• TEXT
•••••

Loading Jaywing website
18 February 2026 / Opinion

Beyond the Link: Why 70% of AI Search is the New Retail Battleground

Egle Gudiskyte / Head of SEO

The "blue link" era is ending. For two decades, retail success meant ranking #1 on Google. That's no longer the whole story. Australian shoppers aren't just scanning results anymore; they're asking AI to decide for them.

Our latest research, conducted with the global AI search visibility tracking & optimisation platform, Writesonic, confirms the shift is already underway. Nearly 70% of AI-powered retail searches now carry immediate commercial or transactional intent.

Key Takeaways: AI Retail at a Glance

  • The Buying Mindset: 69% of AI searches come from users who are ready to buy or actively comparing products.
  • The Consideration Engine: 53.83% of all AI retail queries happen in the middle of the funnel. AI is where Australians narrow their shortlists.
  • The Power of Structure: Listicles and category pages account for over half of all AI citations, significantly outperforming traditional blog posts.

•••••

• TASK 1
Decide whether each statement below agrees with the article on AI retail search, answering yes or no and quoting the words from the article that settle it: (a) The research was carried out with Writesonic. (b) Most AI retail queries happen at the top of the funnel. (c) Blog posts account for over half of all AI citations.
• TASK 2
Reproduce the article on AI retail search from "Beyond the Link: Why" up to and including "actively comparing products.".

•••••

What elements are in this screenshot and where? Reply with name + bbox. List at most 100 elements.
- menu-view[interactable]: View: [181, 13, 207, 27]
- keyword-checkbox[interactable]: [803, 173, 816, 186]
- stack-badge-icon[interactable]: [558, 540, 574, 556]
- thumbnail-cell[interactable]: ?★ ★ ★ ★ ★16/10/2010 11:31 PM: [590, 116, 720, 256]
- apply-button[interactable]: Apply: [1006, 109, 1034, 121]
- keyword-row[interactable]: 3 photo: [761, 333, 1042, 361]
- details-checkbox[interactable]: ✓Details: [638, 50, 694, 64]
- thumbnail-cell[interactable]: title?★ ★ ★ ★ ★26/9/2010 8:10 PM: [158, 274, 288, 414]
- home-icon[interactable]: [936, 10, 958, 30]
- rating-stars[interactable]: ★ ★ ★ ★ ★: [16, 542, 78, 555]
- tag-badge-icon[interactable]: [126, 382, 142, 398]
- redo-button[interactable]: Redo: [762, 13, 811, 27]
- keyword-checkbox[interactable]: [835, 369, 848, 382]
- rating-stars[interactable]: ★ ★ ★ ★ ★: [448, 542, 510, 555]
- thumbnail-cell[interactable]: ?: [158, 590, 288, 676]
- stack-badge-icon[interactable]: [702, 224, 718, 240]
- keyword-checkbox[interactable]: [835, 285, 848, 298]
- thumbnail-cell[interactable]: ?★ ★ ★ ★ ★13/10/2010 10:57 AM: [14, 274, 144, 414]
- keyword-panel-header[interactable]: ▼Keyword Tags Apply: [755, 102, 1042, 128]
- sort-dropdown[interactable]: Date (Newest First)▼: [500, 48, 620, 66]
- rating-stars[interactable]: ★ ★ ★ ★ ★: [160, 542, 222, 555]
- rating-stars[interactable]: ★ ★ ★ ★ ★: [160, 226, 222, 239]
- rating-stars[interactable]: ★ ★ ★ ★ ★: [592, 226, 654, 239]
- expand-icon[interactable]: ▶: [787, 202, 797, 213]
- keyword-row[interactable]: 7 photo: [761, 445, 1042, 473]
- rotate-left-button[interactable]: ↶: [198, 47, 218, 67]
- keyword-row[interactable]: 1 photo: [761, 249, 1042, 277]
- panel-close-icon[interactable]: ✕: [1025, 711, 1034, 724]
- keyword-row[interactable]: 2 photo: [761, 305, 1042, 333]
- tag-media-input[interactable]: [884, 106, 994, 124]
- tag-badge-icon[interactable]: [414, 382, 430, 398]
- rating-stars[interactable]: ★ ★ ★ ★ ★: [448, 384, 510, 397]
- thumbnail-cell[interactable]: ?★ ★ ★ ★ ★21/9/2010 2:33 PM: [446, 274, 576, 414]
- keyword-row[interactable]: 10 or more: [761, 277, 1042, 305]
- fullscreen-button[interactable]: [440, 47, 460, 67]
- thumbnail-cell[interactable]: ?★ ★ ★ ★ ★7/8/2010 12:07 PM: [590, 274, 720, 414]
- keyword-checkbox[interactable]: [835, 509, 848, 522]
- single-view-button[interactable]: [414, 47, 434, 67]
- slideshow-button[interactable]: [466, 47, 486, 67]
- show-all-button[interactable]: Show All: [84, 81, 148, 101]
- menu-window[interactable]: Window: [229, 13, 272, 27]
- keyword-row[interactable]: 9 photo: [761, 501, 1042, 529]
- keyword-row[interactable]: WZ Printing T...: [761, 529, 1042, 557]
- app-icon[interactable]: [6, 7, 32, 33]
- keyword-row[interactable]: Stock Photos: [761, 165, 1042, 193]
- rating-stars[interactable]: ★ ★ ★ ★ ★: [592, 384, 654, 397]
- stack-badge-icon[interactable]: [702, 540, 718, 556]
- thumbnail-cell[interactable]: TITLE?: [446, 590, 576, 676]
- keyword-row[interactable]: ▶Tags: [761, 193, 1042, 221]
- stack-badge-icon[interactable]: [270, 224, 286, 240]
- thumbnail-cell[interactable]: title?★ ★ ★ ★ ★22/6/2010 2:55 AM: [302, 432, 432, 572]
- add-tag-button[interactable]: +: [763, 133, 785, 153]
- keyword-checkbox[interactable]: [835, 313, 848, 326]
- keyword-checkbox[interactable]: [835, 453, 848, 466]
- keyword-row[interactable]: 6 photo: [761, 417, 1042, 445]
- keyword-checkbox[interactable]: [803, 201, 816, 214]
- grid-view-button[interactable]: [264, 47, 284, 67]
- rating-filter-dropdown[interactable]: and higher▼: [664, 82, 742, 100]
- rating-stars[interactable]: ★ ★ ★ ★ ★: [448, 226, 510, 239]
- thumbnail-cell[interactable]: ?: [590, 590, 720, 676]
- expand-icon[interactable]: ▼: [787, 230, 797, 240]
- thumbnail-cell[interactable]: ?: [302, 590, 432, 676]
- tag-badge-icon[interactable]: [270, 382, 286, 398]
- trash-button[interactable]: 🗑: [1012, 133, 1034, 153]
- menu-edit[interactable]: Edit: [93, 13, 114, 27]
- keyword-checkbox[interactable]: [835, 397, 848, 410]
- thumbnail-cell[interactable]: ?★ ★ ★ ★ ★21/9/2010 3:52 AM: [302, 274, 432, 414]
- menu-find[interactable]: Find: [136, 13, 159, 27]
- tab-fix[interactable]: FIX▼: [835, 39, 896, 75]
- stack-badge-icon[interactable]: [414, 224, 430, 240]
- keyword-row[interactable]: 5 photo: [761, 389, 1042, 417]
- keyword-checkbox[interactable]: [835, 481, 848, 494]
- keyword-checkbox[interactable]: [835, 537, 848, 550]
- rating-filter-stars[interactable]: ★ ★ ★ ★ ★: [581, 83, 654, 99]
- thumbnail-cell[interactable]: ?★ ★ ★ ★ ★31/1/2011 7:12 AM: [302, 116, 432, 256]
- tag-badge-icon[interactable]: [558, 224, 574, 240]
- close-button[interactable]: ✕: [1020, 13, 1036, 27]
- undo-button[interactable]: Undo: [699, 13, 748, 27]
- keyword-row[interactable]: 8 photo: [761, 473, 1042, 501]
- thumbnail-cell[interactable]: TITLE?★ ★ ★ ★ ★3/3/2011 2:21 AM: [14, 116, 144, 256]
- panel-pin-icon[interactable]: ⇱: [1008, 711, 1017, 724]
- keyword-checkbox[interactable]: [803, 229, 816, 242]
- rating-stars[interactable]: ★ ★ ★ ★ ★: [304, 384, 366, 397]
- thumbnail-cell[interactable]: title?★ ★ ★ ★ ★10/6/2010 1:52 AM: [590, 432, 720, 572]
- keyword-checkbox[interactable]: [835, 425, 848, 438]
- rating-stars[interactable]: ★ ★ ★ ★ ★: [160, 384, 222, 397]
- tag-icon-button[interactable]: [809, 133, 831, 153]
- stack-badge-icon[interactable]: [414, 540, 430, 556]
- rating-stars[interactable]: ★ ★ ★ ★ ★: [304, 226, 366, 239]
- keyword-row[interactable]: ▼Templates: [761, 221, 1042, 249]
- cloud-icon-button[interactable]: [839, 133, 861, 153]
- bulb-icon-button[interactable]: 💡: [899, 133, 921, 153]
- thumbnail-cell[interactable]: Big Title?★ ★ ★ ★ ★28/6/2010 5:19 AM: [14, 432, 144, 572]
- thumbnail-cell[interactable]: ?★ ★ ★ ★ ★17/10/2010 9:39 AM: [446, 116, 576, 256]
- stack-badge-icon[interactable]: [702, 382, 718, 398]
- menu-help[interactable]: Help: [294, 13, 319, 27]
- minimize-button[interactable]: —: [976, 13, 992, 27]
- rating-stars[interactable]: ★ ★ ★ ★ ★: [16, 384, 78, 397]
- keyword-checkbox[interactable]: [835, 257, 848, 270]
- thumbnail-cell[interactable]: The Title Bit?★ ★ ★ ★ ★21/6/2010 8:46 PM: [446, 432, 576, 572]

•••••

• WORKED SOLUTION 1
(a) Yes: "conducted with the global AI search visibility tracking & optimisation platform, Writesonic"
(b) No: "53.83% of all AI retail queries happen in the middle of the funnel"
(c) No: "Listicles and category pages account for over half of all AI citations, significantly outperforming traditional blog posts"

• WORKED SOLUTION 2
Beyond the Link: Why 70% of AI Search is the New Retail Battleground

Egle Gudiskyte / Head of SEO

The "blue link" era is ending. For two decades, retail success meant ranking #1 on Google. That's no longer the whole story. Australian shoppers aren't just scanning results anymore; they're asking AI to decide for them.

Our latest research, conducted with the global AI search visibility tracking & optimisation platform, Writesonic, confirms the shift is already underway. Nearly 70% of AI-powered retail searches now carry immediate commercial or transactional intent.

Key Takeaways: AI Retail at a Glance

  • The Buying Mindset: 69% of AI searches come from users who are ready to buy or actively comparing products.